**Directions for this task**. Repeat the records below exactly, leaving out any pictures.

**Stored data**.
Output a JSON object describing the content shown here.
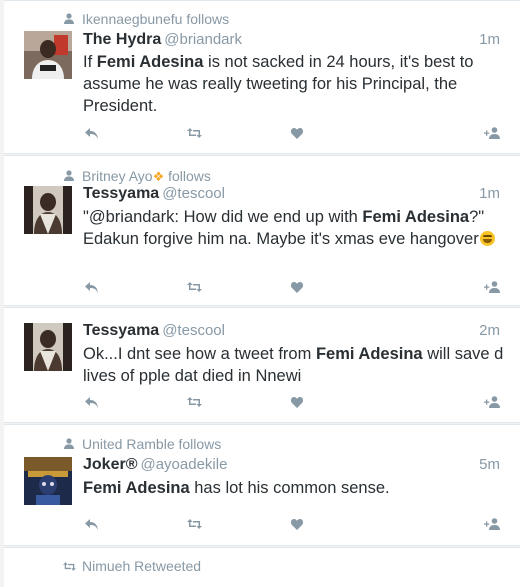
{
  "tweets": [
    {
      "context_type": "follows",
      "context_user": "Ikennaegbunefu",
      "context_label": "follows",
      "name": "The Hydra",
      "handle": "@briandark",
      "time": "1m",
      "text_parts": [
        {
          "t": "If ",
          "b": false
        },
        {
          "t": "Femi Adesina",
          "b": true
        },
        {
          "t": " is not sacked in 24 hours, it's best to assume he was really tweeting for his Principal, the President.",
          "b": false
        }
      ]
    },
    {
      "context_type": "follows",
      "context_user": "Britney Ayo",
      "context_label": "follows",
      "name": "Tessyama",
      "handle": "@tescool",
      "time": "1m",
      "text_parts": [
        {
          "t": "\"@briandark: How did we end up with ",
          "b": false
        },
        {
          "t": "Femi Adesina",
          "b": true
        },
        {
          "t": "?\" Edakun forgive him na. Maybe it's xmas eve hangover",
          "b": false
        }
      ]
    },
    {
      "context_type": "none",
      "name": "Tessyama",
      "handle": "@tescool",
      "time": "2m",
      "text_parts": [
        {
          "t": "Ok...I dnt see how a tweet from ",
          "b": false
        },
        {
          "t": "Femi Adesina",
          "b": true
        },
        {
          "t": " will save d lives of pple dat died in Nnewi",
          "b": false
        }
      ]
    },
    {
      "context_type": "follows",
      "context_user": "United Ramble",
      "context_label": "follows",
      "name": "Joker®",
      "handle": "@ayoadekile",
      "time": "5m",
      "text_parts": [
        {
          "t": "Femi Adesina",
          "b": true
        },
        {
          "t": " has lot his common sense.",
          "b": false
        }
      ]
    },
    {
      "context_type": "retweet",
      "context_user": "Nimueh",
      "context_label": "Retweeted"
    }
  ],
  "colors": {
    "text": "#292f33",
    "muted": "#8899a6",
    "background": "#f3f3f3",
    "card": "#ffffff",
    "divider": "#e1e8ed"
  },
  "icons": {
    "follow_context": "person-icon",
    "retweet_context": "retweet-icon",
    "reply": "reply-icon",
    "retweet": "retweet-icon",
    "like": "heart-icon",
    "follow": "follow-icon"
  }
}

**Complete answer**.
Output a JSON object describing the content shown here.
{
  "tweets": [
    {
      "context_type": "follows",
      "context_user": "Ikennaegbunefu",
      "context_label": "follows",
      "name": "The Hydra",
      "handle": "@briandark",
      "time": "1m",
      "text_parts": [
        {
          "t": "If ",
          "b": false
        },
        {
          "t": "Femi Adesina",
          "b": true
        },
        {
          "t": " is not sacked in 24 hours, it's best to assume he was really tweeting for his Principal, the President.",
          "b": false
        }
      ]
    },
    {
      "context_type": "follows",
      "context_user": "Britney Ayo",
      "context_label": "follows",
      "name": "Tessyama",
      "handle": "@tescool",
      "time": "1m",
      "text_parts": [
        {
          "t": "\"@briandark: How did we end up with ",
          "b": false
        },
        {
          "t": "Femi Adesina",
          "b": true
        },
        {
          "t": "?\" Edakun forgive him na. Maybe it's xmas eve hangover",
          "b": false
        }
      ]
    },
    {
      "context_type": "none",
      "name": "Tessyama",
      "handle": "@tescool",
      "time": "2m",
      "text_parts": [
        {
          "t": "Ok...I dnt see how a tweet from ",
          "b": false
        },
        {
          "t": "Femi Adesina",
          "b": true
        },
        {
          "t": " will save d lives of pple dat died in Nnewi",
          "b": false
        }
      ]
    },
    {
      "context_type": "follows",
      "context_user": "United Ramble",
      "context_label": "follows",
      "name": "Joker®",
      "handle": "@ayoadekile",
      "time": "5m",
      "text_parts": [
        {
          "t": "Femi Adesina",
          "b": true
        },
        {
          "t": " has lot his common sense.",
          "b": false
        }
      ]
    },
    {
      "context_type": "retweet",
      "context_user": "Nimueh",
      "context_label": "Retweeted"
    }
  ],
  "colors": {
    "text": "#292f33",
    "muted": "#8899a6",
    "background": "#f3f3f3",
    "card": "#ffffff",
    "divider": "#e1e8ed"
  },
  "icons": {
    "follow_context": "person-icon",
    "retweet_context": "retweet-icon",
    "reply": "reply-icon",
    "retweet": "retweet-icon",
    "like": "heart-icon",
    "follow": "follow-icon"
  }
}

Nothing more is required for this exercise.